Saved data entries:
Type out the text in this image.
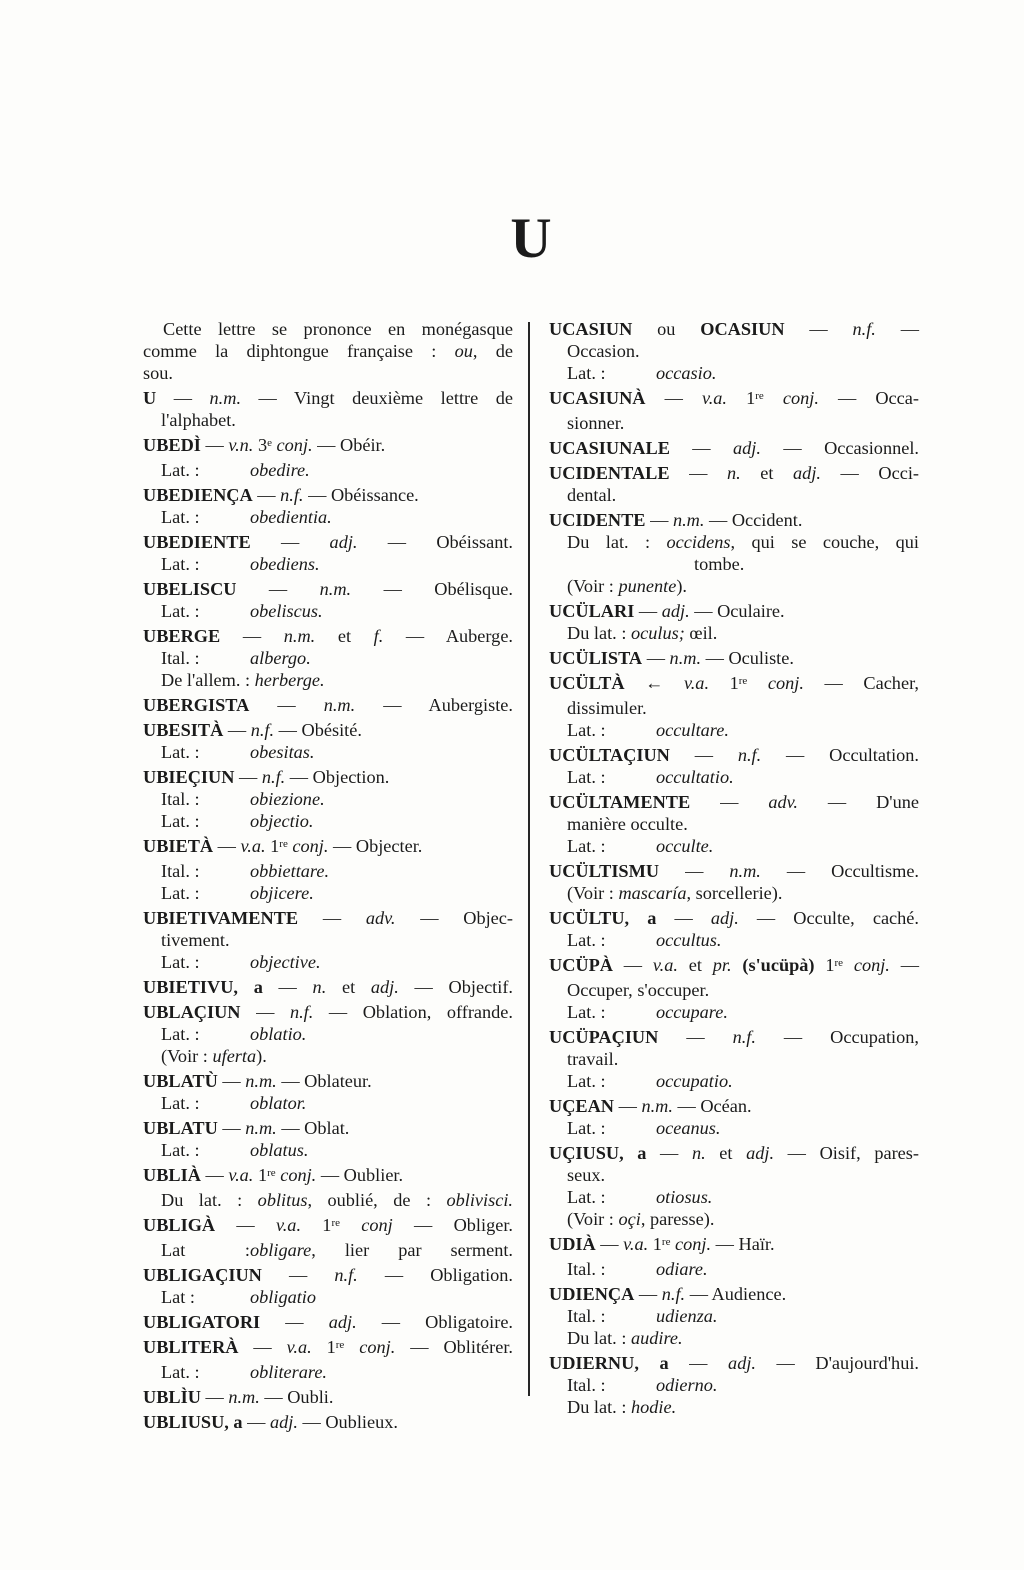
U
Cette lettre se prononce en monégasque
comme la diphtongue française : ou, de
sou.
U — n.m. — Vingt deuxième lettre de
l'alphabet.
UBEDÌ — v.n. 3e conj. — Obéir.
Lat. :	obedire.
UBEDIENÇA — n.f. — Obéissance.
Lat. :	obedientia.
UBEDIENTE — adj. — Obéissant.
Lat. :	obediens.
UBELISCU — n.m. — Obélisque.
Lat. :	obeliscus.
UBERGE — n.m. et f. — Auberge.
Ital. :	albergo.
De l'allem. : herberge.
UBERGISTA — n.m. — Aubergiste.
UBESITÀ — n.f. — Obésité.
Lat. :	obesitas.
UBIEÇIUN — n.f. — Objection.
Ital. :	obiezione.
Lat. :	objectio.
UBIETÀ — v.a. 1re conj. — Objecter.
Ital. :	obbiettare.
Lat. :	objicere.
UBIETIVAMENTE — adv. — Objec-
tivement.
Lat. :	objective.
UBIETIVU, a — n. et adj. — Objectif.
UBLAÇIUN — n.f. — Oblation, offrande.
Lat. :	oblatio.
(Voir : uferta).
UBLATÙ — n.m. — Oblateur.
Lat. :	oblator.
UBLATU — n.m. — Oblat.
Lat. :	oblatus.
UBLIÀ — v.a. 1re conj. — Oublier.
Du lat. : oblitus, oublié, de : oblivisci.
UBLIGÀ — v.a. 1re conj — Obliger.
Lat :obligare, lier par serment.
UBLIGAÇIUN — n.f. — Obligation.
Lat :	obligatio
UBLIGATORI — adj. — Obligatoire.
UBLITERÀ — v.a. 1re conj. — Oblitérer.
Lat. :	obliterare.
UBLÌU — n.m. — Oubli.
UBLIUSU, a — adj. — Oublieux.
UCASIUN ou OCASIUN — n.f. —
Occasion.
Lat. :	occasio.
UCASIUNÀ — v.a. 1re conj. — Occa-
sionner.
UCASIUNALE — adj. — Occasionnel.
UCIDENTALE — n. et adj. — Occi-
dental.
UCIDENTE — n.m. — Occident.
Du lat. : occidens, qui se couche, qui
tombe.
(Voir : punente).
UCÜLARI — adj. — Oculaire.
Du lat. : oculus; œil.
UCÜLISTA — n.m. — Oculiste.
UCÜLTÀ ← v.a. 1re conj. — Cacher,
dissimuler.
Lat. :	occultare.
UCÜLTAÇIUN — n.f. — Occultation.
Lat. :	occultatio.
UCÜLTAMENTE — adv. — D'une
manière occulte.
Lat. :	occulte.
UCÜLTISMU — n.m. — Occultisme.
(Voir : mascaría, sorcellerie).
UCÜLTU, a — adj. — Occulte, caché.
Lat. :	occultus.
UCÜPÀ — v.a. et pr. (s'ucüpà) 1re conj. —
Occuper, s'occuper.
Lat. :	occupare.
UCÜPAÇIUN — n.f. — Occupation,
travail.
Lat. :	occupatio.
UÇEAN — n.m. — Océan.
Lat. :	oceanus.
UÇIUSU, a — n. et adj. — Oisif, pares-
seux.
Lat. :	otiosus.
(Voir : oçi, paresse).
UDIÀ — v.a. 1re conj. — Haïr.
Ital. :	odiare.
UDIENÇA — n.f. — Audience.
Ital. :	udienza.
Du lat. : audire.
UDIERNU, a — adj. — D'aujourd'hui.
Ital. :	odierno.
Du lat. : hodie.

- **TO DO**:
Filter the listing for the word "conj" and copy every line that holds it.

- **THE ANSWER**:
UBEDÌ — v.n. 3e conj. — Obéir.
UBIETÀ — v.a. 1re conj. — Objecter.
UBLIÀ — v.a. 1re conj. — Oublier.
UBLIGÀ — v.a. 1re conj — Obliger.
UBLITERÀ — v.a. 1re conj. — Oblitérer.
UCASIUNÀ — v.a. 1re conj. — Occa-
UCÜLTÀ ← v.a. 1re conj. — Cacher,
UCÜPÀ — v.a. et pr. (s'ucüpà) 1re conj. —
UDIÀ — v.a. 1re conj. — Haïr.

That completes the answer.